* START Raw data *

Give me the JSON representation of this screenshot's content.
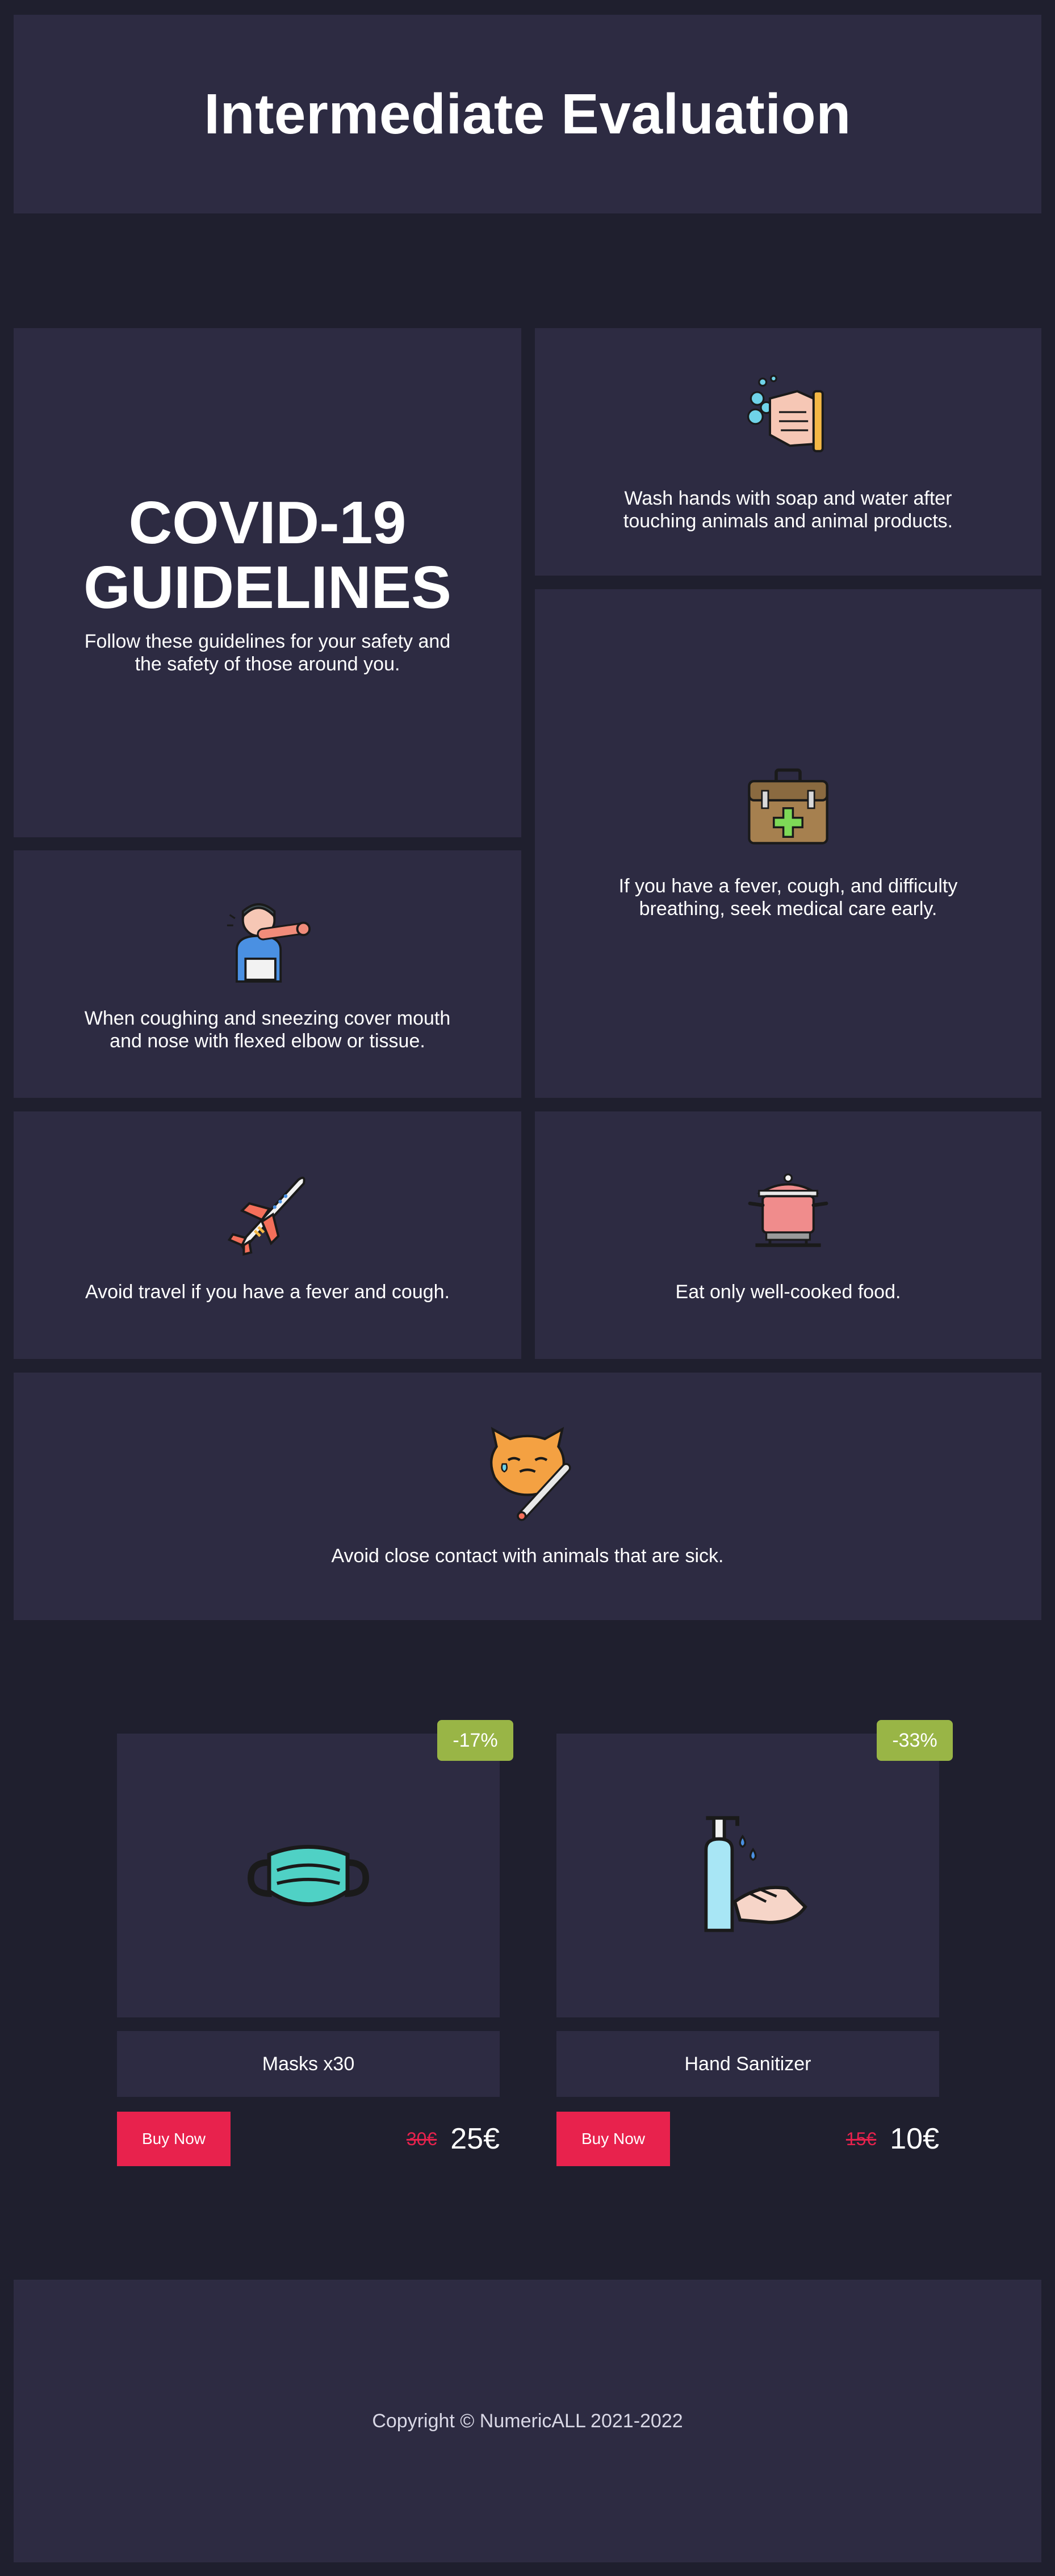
{
  "header": {
    "title": "Intermediate Evaluation"
  },
  "hero": {
    "title_line1": "COVID-19",
    "title_line2": "GUIDELINES",
    "subtitle": "Follow these guidelines for your safety and the safety of those around you."
  },
  "guidelines": [
    {
      "icon": "washing-hands-icon",
      "text": "Wash hands with soap and water after touching animals and animal products."
    },
    {
      "icon": "first-aid-kit-icon",
      "text": "If you have a fever, cough, and difficulty breathing, seek medical care early."
    },
    {
      "icon": "sneezing-person-icon",
      "text": "When coughing and sneezing cover mouth and nose with flexed elbow or tissue."
    },
    {
      "icon": "airplane-icon",
      "text": "Avoid travel if you have a fever and cough."
    },
    {
      "icon": "cooking-pot-icon",
      "text": "Eat only well-cooked food."
    },
    {
      "icon": "sick-cat-icon",
      "text": "Avoid close contact with animals that are sick."
    }
  ],
  "products": [
    {
      "name": "Masks x30",
      "discount": "-17%",
      "old_price": "30€",
      "new_price": "25€",
      "button": "Buy Now",
      "icon": "face-mask-icon"
    },
    {
      "name": "Hand Sanitizer",
      "discount": "-33%",
      "old_price": "15€",
      "new_price": "10€",
      "button": "Buy Now",
      "icon": "hand-sanitizer-icon"
    }
  ],
  "footer": {
    "copyright": "Copyright © NumericALL 2021-2022"
  },
  "colors": {
    "background": "#1f1f2e",
    "panel": "#2d2b42",
    "accent": "#e8224d",
    "badge": "#99b546"
  }
}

* END Raw data *

Exercise description: Your task is to reproduce all of the material exactly. The pictures stay out.

The solution:
Give me the JSON representation of this screenshot's content.
{
  "header": {
    "title": "Intermediate Evaluation"
  },
  "hero": {
    "title_line1": "COVID-19",
    "title_line2": "GUIDELINES",
    "subtitle": "Follow these guidelines for your safety and the safety of those around you."
  },
  "guidelines": [
    {
      "icon": "washing-hands-icon",
      "text": "Wash hands with soap and water after touching animals and animal products."
    },
    {
      "icon": "first-aid-kit-icon",
      "text": "If you have a fever, cough, and difficulty breathing, seek medical care early."
    },
    {
      "icon": "sneezing-person-icon",
      "text": "When coughing and sneezing cover mouth and nose with flexed elbow or tissue."
    },
    {
      "icon": "airplane-icon",
      "text": "Avoid travel if you have a fever and cough."
    },
    {
      "icon": "cooking-pot-icon",
      "text": "Eat only well-cooked food."
    },
    {
      "icon": "sick-cat-icon",
      "text": "Avoid close contact with animals that are sick."
    }
  ],
  "products": [
    {
      "name": "Masks x30",
      "discount": "-17%",
      "old_price": "30€",
      "new_price": "25€",
      "button": "Buy Now",
      "icon": "face-mask-icon"
    },
    {
      "name": "Hand Sanitizer",
      "discount": "-33%",
      "old_price": "15€",
      "new_price": "10€",
      "button": "Buy Now",
      "icon": "hand-sanitizer-icon"
    }
  ],
  "footer": {
    "copyright": "Copyright © NumericALL 2021-2022"
  },
  "colors": {
    "background": "#1f1f2e",
    "panel": "#2d2b42",
    "accent": "#e8224d",
    "badge": "#99b546"
  }
}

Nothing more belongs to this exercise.